Review the material and extract every line in which the word "content" occurs.
==================================================
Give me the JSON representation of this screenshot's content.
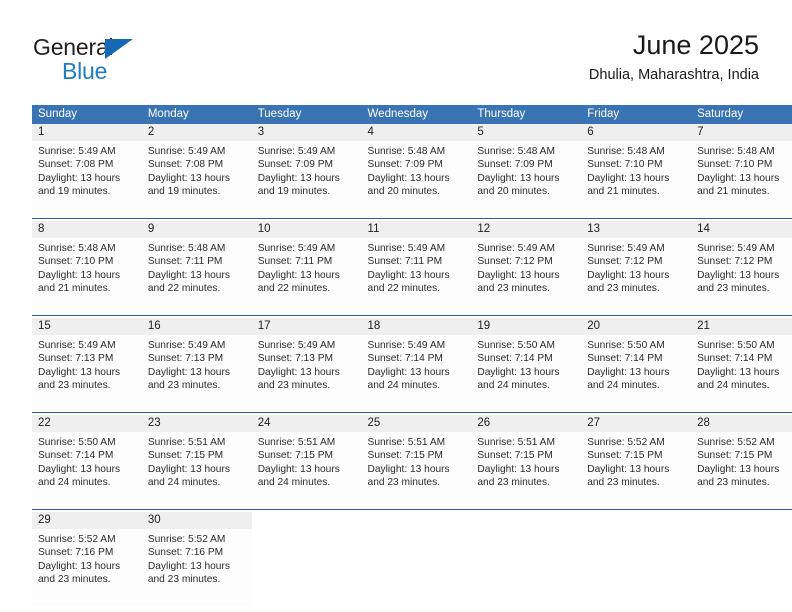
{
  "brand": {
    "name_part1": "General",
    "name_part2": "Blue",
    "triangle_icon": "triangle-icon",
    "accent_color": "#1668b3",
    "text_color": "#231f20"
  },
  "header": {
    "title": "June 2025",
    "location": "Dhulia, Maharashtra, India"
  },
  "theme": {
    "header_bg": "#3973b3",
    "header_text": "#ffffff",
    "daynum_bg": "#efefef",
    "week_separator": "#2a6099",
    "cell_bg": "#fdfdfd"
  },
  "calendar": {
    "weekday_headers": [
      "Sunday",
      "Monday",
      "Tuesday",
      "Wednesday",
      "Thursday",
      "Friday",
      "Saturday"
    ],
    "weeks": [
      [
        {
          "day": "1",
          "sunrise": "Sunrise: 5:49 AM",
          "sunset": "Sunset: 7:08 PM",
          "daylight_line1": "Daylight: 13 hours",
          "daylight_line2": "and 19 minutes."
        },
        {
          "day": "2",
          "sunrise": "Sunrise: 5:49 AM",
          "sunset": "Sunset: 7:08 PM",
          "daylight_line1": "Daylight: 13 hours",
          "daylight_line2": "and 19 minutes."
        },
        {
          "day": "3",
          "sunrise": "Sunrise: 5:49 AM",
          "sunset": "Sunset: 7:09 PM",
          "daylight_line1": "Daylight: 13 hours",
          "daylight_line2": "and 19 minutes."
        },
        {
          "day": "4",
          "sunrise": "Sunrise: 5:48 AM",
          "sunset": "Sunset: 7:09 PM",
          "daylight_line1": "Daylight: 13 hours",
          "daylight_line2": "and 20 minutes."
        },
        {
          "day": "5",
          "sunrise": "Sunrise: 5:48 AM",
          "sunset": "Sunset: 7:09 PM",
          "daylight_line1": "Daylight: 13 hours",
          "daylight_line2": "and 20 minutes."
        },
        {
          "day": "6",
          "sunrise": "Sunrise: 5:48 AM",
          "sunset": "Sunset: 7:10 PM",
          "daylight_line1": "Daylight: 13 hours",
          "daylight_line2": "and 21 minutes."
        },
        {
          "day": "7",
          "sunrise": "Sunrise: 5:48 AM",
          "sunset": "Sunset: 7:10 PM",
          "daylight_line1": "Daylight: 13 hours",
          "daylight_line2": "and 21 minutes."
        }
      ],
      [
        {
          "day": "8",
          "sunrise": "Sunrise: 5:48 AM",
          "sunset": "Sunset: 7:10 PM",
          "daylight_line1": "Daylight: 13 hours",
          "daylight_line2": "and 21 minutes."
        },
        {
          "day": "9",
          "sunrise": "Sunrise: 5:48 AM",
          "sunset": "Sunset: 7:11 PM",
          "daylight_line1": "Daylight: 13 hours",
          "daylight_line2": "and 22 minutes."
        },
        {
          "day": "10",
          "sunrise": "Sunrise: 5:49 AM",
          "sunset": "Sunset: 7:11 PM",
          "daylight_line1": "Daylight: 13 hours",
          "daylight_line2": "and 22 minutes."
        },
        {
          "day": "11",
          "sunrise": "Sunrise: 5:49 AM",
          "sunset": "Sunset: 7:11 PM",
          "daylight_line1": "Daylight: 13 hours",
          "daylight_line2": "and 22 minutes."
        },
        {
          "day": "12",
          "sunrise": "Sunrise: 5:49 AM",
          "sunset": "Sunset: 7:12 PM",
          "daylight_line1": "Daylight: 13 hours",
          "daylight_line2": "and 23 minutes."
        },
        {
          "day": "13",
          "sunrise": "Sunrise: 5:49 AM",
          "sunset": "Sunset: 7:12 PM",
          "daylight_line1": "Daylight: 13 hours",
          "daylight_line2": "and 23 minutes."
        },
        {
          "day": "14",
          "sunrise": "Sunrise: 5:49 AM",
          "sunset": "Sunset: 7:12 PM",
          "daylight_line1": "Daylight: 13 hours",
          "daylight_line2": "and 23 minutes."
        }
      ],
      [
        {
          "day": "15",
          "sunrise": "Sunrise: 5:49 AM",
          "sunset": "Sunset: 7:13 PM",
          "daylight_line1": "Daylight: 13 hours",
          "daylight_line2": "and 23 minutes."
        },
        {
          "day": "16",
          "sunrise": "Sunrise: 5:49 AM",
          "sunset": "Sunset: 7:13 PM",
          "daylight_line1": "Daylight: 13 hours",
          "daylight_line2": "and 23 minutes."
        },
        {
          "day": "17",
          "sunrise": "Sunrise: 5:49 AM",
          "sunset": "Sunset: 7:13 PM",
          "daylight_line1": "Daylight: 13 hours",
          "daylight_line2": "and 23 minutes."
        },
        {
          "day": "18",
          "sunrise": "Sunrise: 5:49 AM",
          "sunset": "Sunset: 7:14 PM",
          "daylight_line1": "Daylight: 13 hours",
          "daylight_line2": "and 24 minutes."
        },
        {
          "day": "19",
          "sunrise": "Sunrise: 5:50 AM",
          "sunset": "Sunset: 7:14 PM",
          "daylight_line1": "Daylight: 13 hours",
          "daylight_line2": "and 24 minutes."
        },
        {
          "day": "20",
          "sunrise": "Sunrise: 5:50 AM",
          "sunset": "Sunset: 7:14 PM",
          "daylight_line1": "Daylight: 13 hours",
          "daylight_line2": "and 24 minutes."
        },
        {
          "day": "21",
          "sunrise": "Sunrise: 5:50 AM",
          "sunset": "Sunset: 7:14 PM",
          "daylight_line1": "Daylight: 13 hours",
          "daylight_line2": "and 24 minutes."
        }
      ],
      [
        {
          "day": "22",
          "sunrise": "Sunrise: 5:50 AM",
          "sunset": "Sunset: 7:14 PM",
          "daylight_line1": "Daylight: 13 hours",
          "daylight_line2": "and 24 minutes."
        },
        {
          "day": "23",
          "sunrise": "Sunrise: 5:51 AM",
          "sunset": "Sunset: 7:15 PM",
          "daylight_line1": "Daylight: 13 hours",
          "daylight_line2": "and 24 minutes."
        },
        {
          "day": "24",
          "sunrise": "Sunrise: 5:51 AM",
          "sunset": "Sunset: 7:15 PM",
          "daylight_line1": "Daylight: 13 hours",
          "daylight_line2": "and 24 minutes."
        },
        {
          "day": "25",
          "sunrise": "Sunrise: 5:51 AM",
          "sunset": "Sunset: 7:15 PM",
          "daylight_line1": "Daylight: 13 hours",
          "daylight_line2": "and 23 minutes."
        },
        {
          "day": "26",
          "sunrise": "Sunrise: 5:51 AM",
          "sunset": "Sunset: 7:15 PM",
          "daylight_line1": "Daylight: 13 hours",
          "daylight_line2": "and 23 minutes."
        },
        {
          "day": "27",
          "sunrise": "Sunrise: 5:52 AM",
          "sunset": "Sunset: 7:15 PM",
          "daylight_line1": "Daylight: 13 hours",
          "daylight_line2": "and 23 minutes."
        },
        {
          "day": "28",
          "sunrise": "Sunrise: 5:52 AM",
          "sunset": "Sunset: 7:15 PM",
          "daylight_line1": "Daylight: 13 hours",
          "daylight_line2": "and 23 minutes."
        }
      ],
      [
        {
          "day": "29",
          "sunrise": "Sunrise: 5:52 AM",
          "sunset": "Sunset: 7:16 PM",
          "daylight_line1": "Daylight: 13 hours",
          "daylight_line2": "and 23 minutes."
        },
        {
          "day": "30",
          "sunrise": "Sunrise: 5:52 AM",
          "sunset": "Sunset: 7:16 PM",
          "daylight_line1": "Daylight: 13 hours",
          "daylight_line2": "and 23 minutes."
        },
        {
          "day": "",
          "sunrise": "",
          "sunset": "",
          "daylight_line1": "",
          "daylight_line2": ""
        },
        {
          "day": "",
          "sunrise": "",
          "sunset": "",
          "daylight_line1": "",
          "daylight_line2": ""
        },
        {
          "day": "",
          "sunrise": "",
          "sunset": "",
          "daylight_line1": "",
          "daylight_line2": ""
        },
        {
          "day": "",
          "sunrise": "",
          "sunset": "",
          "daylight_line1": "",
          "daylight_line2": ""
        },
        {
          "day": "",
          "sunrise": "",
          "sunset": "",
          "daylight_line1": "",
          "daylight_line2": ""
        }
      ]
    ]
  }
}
==================================================
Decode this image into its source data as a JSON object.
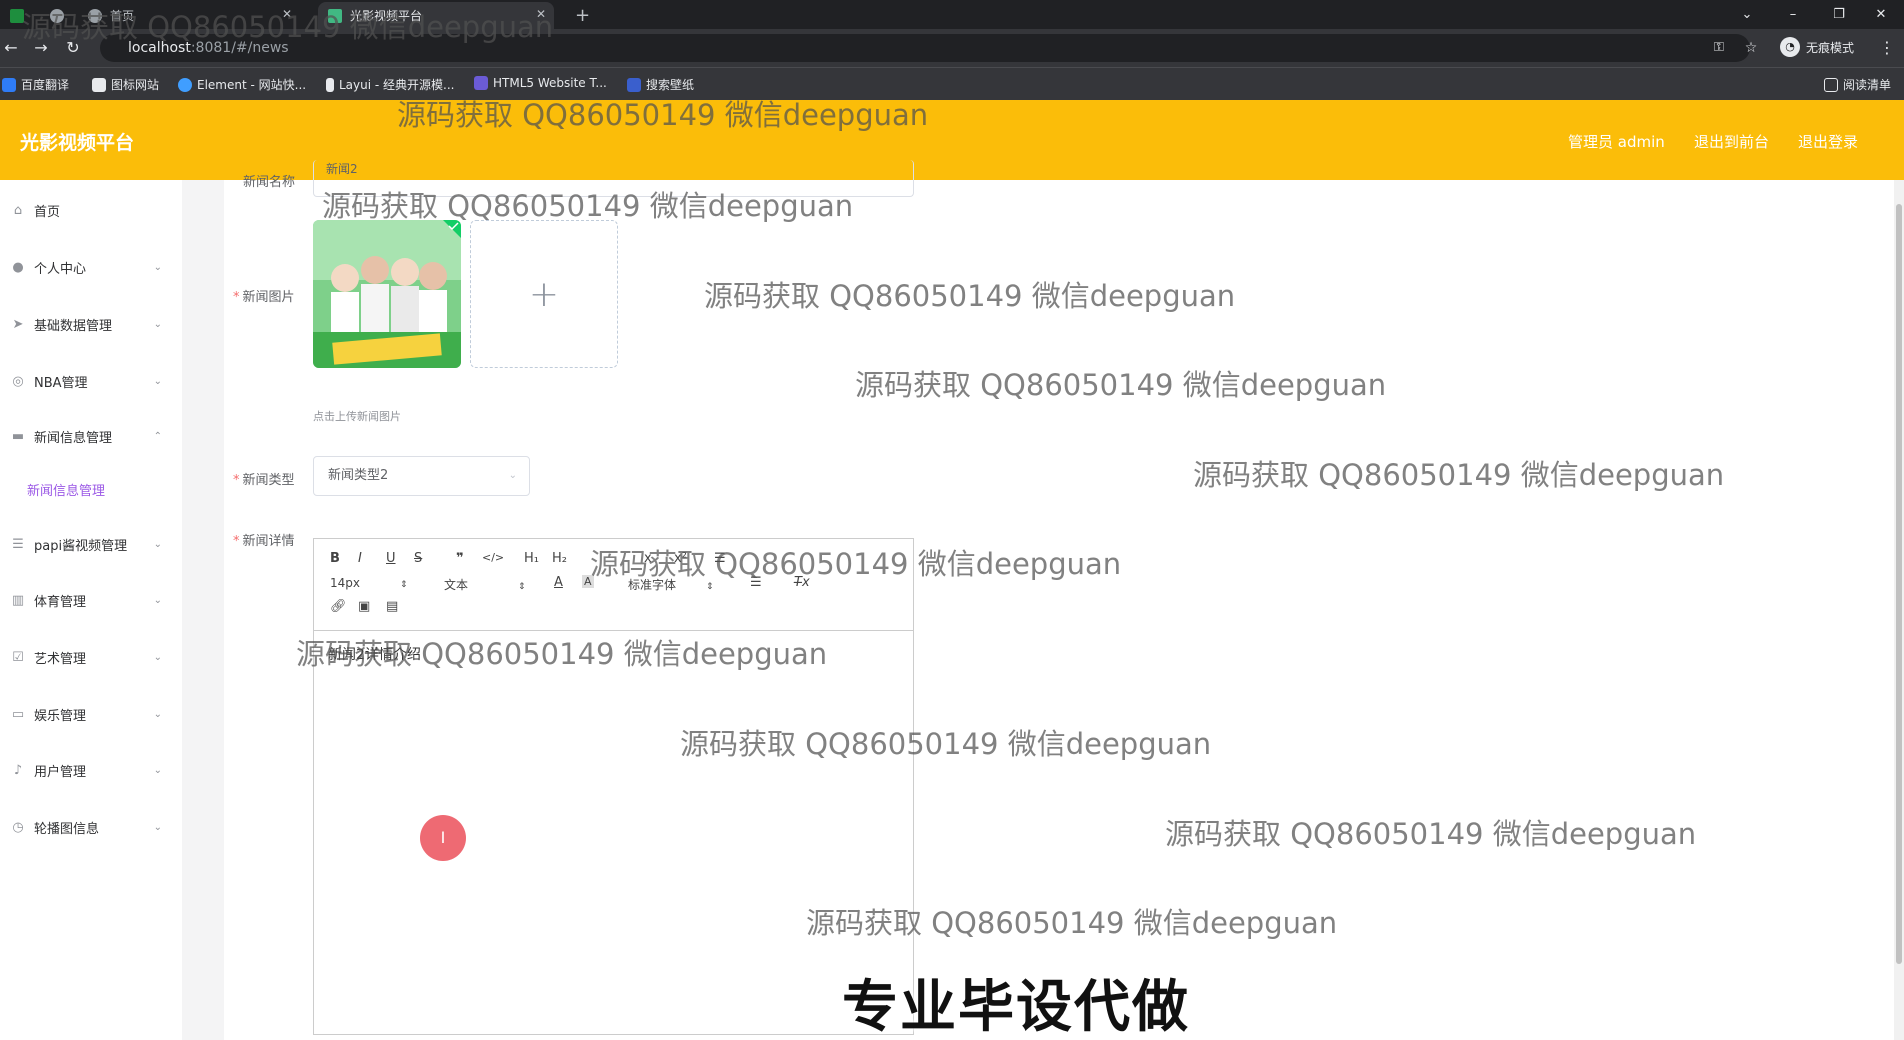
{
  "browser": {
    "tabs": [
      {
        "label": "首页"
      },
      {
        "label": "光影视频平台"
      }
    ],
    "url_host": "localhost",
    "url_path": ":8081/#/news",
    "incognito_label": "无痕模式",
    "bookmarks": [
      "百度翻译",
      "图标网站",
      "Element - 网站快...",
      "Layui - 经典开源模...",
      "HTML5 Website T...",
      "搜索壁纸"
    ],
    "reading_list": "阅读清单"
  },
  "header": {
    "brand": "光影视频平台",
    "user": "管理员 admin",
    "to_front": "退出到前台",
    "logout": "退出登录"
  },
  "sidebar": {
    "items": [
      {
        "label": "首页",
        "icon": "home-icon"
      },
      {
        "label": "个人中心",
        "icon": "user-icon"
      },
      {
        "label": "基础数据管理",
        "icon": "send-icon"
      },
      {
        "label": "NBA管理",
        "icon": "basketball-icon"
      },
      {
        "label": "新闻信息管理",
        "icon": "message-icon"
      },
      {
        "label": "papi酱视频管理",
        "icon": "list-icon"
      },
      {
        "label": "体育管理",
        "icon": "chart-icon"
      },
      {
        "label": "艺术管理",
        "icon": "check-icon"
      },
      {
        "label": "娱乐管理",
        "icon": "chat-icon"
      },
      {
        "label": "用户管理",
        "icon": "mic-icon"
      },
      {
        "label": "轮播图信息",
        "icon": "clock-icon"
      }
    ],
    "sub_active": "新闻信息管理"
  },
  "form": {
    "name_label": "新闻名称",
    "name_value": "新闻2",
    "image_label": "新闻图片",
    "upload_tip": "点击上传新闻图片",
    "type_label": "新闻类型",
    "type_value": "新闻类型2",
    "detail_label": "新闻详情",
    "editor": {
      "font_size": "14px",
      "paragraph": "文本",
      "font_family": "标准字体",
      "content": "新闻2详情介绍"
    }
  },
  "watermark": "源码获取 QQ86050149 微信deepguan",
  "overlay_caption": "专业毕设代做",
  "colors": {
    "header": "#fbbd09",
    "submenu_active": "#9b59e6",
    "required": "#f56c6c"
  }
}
==================================================
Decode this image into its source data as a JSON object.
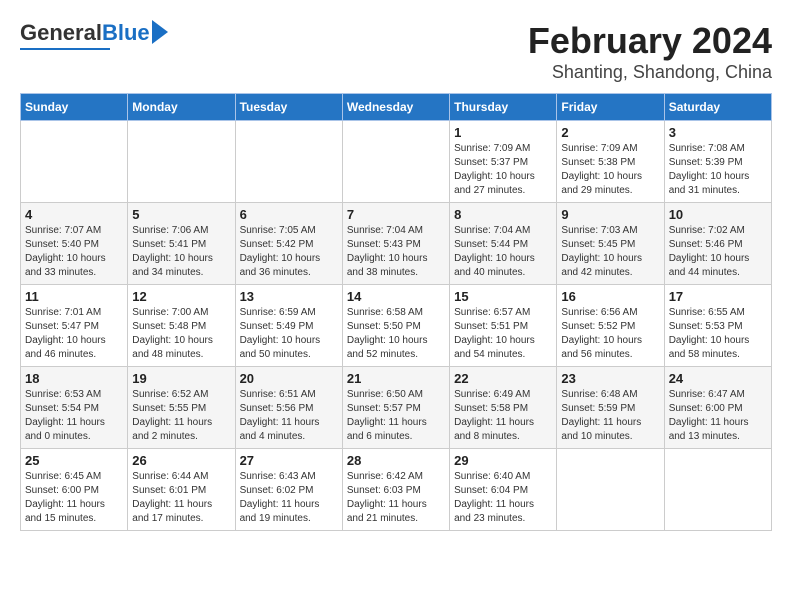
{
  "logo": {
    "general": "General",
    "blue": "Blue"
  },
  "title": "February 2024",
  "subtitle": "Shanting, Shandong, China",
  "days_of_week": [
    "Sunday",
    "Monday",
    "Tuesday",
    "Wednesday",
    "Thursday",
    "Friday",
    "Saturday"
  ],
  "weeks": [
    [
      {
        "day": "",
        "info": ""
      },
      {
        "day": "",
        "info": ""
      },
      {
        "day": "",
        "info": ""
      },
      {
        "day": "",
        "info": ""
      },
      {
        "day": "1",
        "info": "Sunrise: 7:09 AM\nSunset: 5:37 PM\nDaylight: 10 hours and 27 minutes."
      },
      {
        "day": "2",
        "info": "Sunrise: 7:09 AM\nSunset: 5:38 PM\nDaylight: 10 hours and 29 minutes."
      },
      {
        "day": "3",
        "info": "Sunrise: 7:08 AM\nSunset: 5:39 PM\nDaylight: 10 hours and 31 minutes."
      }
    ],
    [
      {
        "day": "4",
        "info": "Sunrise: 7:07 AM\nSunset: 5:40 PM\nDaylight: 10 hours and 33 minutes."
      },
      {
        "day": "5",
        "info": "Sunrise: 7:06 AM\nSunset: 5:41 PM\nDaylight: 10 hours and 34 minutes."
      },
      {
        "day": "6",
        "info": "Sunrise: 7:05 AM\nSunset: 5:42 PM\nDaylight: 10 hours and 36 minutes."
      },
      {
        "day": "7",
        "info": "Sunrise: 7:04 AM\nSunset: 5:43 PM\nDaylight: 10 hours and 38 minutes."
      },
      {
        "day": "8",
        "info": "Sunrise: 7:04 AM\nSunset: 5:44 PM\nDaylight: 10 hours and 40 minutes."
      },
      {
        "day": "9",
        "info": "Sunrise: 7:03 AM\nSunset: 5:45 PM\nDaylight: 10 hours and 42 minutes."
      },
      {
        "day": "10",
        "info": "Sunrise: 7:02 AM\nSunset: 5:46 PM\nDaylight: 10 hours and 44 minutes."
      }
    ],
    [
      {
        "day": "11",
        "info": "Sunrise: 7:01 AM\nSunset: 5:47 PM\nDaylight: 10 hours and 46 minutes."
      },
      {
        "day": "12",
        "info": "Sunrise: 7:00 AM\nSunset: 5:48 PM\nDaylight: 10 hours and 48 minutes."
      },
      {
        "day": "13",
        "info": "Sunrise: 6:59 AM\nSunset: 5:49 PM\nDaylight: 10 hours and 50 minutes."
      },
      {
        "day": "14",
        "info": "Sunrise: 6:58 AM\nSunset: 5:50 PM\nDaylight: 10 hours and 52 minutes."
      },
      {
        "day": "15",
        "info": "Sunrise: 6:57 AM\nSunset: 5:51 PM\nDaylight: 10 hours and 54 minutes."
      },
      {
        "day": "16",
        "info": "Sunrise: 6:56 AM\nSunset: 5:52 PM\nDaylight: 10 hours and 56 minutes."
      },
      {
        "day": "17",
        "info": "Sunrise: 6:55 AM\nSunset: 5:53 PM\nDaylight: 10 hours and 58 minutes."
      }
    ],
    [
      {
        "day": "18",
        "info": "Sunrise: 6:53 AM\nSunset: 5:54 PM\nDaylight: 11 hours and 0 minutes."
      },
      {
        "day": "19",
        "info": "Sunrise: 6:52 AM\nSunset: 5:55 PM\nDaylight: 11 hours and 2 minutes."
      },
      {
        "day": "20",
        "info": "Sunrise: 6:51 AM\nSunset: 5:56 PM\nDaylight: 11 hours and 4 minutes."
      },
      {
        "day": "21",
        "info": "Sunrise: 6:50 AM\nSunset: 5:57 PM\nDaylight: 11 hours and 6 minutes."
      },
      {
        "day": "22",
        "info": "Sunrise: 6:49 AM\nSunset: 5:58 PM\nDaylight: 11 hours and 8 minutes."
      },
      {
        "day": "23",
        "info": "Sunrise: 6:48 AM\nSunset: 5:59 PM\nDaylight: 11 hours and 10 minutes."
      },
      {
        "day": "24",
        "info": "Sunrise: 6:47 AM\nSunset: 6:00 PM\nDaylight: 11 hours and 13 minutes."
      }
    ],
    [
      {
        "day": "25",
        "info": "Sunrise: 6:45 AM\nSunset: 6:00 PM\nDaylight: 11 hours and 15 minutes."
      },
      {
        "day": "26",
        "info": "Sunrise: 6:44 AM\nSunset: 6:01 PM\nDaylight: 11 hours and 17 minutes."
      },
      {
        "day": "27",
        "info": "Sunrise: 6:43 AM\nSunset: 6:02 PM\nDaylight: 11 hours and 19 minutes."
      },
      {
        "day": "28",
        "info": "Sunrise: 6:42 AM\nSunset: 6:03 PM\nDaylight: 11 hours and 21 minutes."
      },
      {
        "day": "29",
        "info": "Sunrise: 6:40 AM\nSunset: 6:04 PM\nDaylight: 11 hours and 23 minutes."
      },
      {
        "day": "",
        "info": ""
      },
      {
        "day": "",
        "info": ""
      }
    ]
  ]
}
==================================================
**Answer:**
Give me the JSON representation of this screenshot's content.
      "content": "新闻2详情介绍"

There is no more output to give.